Stefan A. F. Bon is a Professor of Chemical Engineering in the department of Chemistry at the University of Warwick, United Kingdom. His research considers polymer-based colloids. He is a Fellow of the International Union of Pure and Applied Chemistry, an elected member of the International Polymer Colloids Group (IPCG),  and member of the physical Newton international fellowship committee, and served as the Royal Society of Chemistry Outreach Lecturer in 2015-2016.

Academic career 
Bon studied chemical engineering at the Eindhoven University of Technology (TUe) in the Netherlands, obtaining his integrated undergraduate and MSc in Chemical Engineering (ir.) in 1993. He continued to specialize in the area of polymer and colloid science, with research in nitroxide-mediated reversible-deactivation radical polymerization (RDRP), and obtained his PhD in 1998 in polymer chemistry under the supervision of Anton L. German. He worked as a postdoctoral research assistant with David M. Haddleton at the University of Warwick from spring 1998, and was appointed as Unilever Lecturer in polymer chemistry in January 2001.He continues his career at the University of Warwick where he is a professor in polymer and colloid chemical engineering.

DATA SECTION =
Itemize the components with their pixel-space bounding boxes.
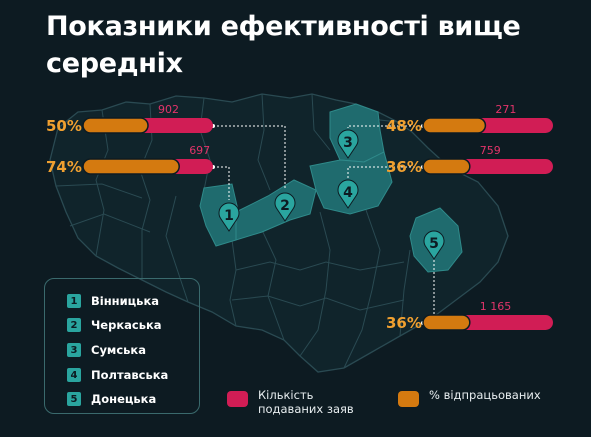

EXERCISES =
A. Name every person mentioned in the Stefan Bon biography.
B. Please extract a passage from the Stefan Bon biography word for word, beginning at the words that contain "Stefan A. F." and ending after "Lecturer in 2015-2016.".

RESULTS FOR EACH TASK =
A. Stefan A. F. Bon, Anton L. German, David M. Haddleton

B.
Stefan A. F. Bon is a Professor of Chemical Engineering in the department of Chemistry at the University of Warwick, United Kingdom. His research considers polymer-based colloids. He is a Fellow of the International Union of Pure and Applied Chemistry, an elected member of the International Polymer Colloids Group (IPCG),  and member of the physical Newton international fellowship committee, and served as the Royal Society of Chemistry Outreach Lecturer in 2015-2016.